### Requirements:
Rewrite every line of the records below, replacing "sidebar-separator" with "panel-separator" and leaving everything else untouched.

Stored data:
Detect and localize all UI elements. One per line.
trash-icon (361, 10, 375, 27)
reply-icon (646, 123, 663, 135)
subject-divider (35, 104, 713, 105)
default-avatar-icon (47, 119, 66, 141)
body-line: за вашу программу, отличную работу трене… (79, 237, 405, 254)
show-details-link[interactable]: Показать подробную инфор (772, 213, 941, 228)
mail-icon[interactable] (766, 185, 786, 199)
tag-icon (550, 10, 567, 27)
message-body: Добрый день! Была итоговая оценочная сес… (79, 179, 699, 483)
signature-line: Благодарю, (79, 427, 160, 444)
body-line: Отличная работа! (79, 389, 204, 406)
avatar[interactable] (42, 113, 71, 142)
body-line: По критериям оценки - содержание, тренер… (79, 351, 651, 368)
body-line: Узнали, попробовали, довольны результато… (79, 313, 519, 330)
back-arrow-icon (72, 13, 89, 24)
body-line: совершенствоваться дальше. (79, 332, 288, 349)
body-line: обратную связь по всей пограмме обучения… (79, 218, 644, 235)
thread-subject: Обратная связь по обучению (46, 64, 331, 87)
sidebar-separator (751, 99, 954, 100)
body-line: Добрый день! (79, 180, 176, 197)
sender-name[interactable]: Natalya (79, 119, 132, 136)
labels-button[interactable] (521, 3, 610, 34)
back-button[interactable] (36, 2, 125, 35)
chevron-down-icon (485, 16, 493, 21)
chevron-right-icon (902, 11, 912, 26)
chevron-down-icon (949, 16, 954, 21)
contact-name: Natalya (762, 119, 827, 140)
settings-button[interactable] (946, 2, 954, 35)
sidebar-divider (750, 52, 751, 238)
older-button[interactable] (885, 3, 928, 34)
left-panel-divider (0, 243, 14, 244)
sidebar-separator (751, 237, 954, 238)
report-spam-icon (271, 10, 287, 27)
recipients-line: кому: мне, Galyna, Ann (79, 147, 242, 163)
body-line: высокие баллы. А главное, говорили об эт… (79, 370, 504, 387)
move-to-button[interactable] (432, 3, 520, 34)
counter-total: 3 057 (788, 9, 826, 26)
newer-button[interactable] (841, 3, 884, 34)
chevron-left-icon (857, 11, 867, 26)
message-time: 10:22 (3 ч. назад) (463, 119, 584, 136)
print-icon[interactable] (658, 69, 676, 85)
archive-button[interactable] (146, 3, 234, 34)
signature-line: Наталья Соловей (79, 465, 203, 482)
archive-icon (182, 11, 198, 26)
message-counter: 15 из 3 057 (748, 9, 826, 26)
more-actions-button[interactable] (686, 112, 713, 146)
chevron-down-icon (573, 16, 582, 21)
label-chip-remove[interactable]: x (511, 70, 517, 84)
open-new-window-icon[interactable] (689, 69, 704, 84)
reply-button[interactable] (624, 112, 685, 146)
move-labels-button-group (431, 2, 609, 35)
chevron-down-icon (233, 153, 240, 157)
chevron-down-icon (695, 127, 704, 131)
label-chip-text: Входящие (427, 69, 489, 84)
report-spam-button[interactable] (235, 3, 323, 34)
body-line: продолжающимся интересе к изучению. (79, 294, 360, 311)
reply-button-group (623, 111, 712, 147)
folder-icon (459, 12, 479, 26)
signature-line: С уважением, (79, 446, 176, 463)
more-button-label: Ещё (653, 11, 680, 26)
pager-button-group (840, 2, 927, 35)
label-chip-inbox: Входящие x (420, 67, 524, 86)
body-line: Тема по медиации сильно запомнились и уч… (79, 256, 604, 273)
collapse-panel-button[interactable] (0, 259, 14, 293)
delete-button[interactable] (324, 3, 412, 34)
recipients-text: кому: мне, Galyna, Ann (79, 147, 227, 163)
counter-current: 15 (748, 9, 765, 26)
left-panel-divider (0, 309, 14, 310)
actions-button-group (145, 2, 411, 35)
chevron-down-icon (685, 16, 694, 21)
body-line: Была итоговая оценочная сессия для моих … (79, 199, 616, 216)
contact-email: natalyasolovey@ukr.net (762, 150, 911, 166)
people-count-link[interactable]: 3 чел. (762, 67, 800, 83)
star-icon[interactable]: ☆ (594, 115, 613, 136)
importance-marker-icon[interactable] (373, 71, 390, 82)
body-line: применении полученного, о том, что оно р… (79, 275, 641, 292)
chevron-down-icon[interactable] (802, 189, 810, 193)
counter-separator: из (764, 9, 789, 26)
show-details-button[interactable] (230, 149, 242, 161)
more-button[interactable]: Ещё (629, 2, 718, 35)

### Exercise answer:
Detect and localize all UI elements. One per line.
trash-icon (361, 10, 375, 27)
reply-icon (646, 123, 663, 135)
subject-divider (35, 104, 713, 105)
default-avatar-icon (47, 119, 66, 141)
body-line: за вашу программу, отличную работу трене… (79, 237, 405, 254)
show-details-link[interactable]: Показать подробную инфор (772, 213, 941, 228)
mail-icon[interactable] (766, 185, 786, 199)
tag-icon (550, 10, 567, 27)
message-body: Добрый день! Была итоговая оценочная сес… (79, 179, 699, 483)
signature-line: Благодарю, (79, 427, 160, 444)
body-line: Отличная работа! (79, 389, 204, 406)
avatar[interactable] (42, 113, 71, 142)
body-line: По критериям оценки - содержание, тренер… (79, 351, 651, 368)
body-line: Узнали, попробовали, довольны результато… (79, 313, 519, 330)
back-arrow-icon (72, 13, 89, 24)
body-line: совершенствоваться дальше. (79, 332, 288, 349)
body-line: обратную связь по всей пограмме обучения… (79, 218, 644, 235)
thread-subject: Обратная связь по обучению (46, 64, 331, 87)
panel-separator (751, 99, 954, 100)
body-line: Добрый день! (79, 180, 176, 197)
sender-name[interactable]: Natalya (79, 119, 132, 136)
labels-button[interactable] (521, 3, 610, 34)
back-button[interactable] (36, 2, 125, 35)
chevron-down-icon (485, 16, 493, 21)
chevron-right-icon (902, 11, 912, 26)
chevron-down-icon (949, 16, 954, 21)
contact-name: Natalya (762, 119, 827, 140)
settings-button[interactable] (946, 2, 954, 35)
sidebar-divider (750, 52, 751, 238)
older-button[interactable] (885, 3, 928, 34)
left-panel-divider (0, 243, 14, 244)
panel-separator (751, 237, 954, 238)
report-spam-icon (271, 10, 287, 27)
recipients-line: кому: мне, Galyna, Ann (79, 147, 242, 163)
body-line: высокие баллы. А главное, говорили об эт… (79, 370, 504, 387)
move-to-button[interactable] (432, 3, 520, 34)
counter-total: 3 057 (788, 9, 826, 26)
newer-button[interactable] (841, 3, 884, 34)
chevron-left-icon (857, 11, 867, 26)
message-time: 10:22 (3 ч. назад) (463, 119, 584, 136)
print-icon[interactable] (658, 69, 676, 85)
archive-button[interactable] (146, 3, 234, 34)
signature-line: Наталья Соловей (79, 465, 203, 482)
archive-icon (182, 11, 198, 26)
message-counter: 15 из 3 057 (748, 9, 826, 26)
more-actions-button[interactable] (686, 112, 713, 146)
chevron-down-icon (573, 16, 582, 21)
label-chip-remove[interactable]: x (511, 70, 517, 84)
open-new-window-icon[interactable] (689, 69, 704, 84)
reply-button[interactable] (624, 112, 685, 146)
move-labels-button-group (431, 2, 609, 35)
chevron-down-icon (233, 153, 240, 157)
chevron-down-icon (695, 127, 704, 131)
label-chip-text: Входящие (427, 69, 489, 84)
report-spam-button[interactable] (235, 3, 323, 34)
body-line: продолжающимся интересе к изучению. (79, 294, 360, 311)
reply-button-group (623, 111, 712, 147)
folder-icon (459, 12, 479, 26)
signature-line: С уважением, (79, 446, 176, 463)
more-button-label: Ещё (653, 11, 680, 26)
pager-button-group (840, 2, 927, 35)
label-chip-inbox: Входящие x (420, 67, 524, 86)
body-line: Тема по медиации сильно запомнились и уч… (79, 256, 604, 273)
collapse-panel-button[interactable] (0, 259, 14, 293)
delete-button[interactable] (324, 3, 412, 34)
recipients-text: кому: мне, Galyna, Ann (79, 147, 227, 163)
counter-current: 15 (748, 9, 765, 26)
left-panel-divider (0, 309, 14, 310)
actions-button-group (145, 2, 411, 35)
chevron-down-icon (685, 16, 694, 21)
body-line: Была итоговая оценочная сессия для моих … (79, 199, 616, 216)
contact-email: natalyasolovey@ukr.net (762, 150, 911, 166)
people-count-link[interactable]: 3 чел. (762, 67, 800, 83)
star-icon[interactable]: ☆ (594, 115, 613, 136)
importance-marker-icon[interactable] (373, 71, 390, 82)
body-line: применении полученного, о том, что оно р… (79, 275, 641, 292)
chevron-down-icon[interactable] (802, 189, 810, 193)
counter-separator: из (764, 9, 789, 26)
show-details-button[interactable] (230, 149, 242, 161)
more-button[interactable]: Ещё (629, 2, 718, 35)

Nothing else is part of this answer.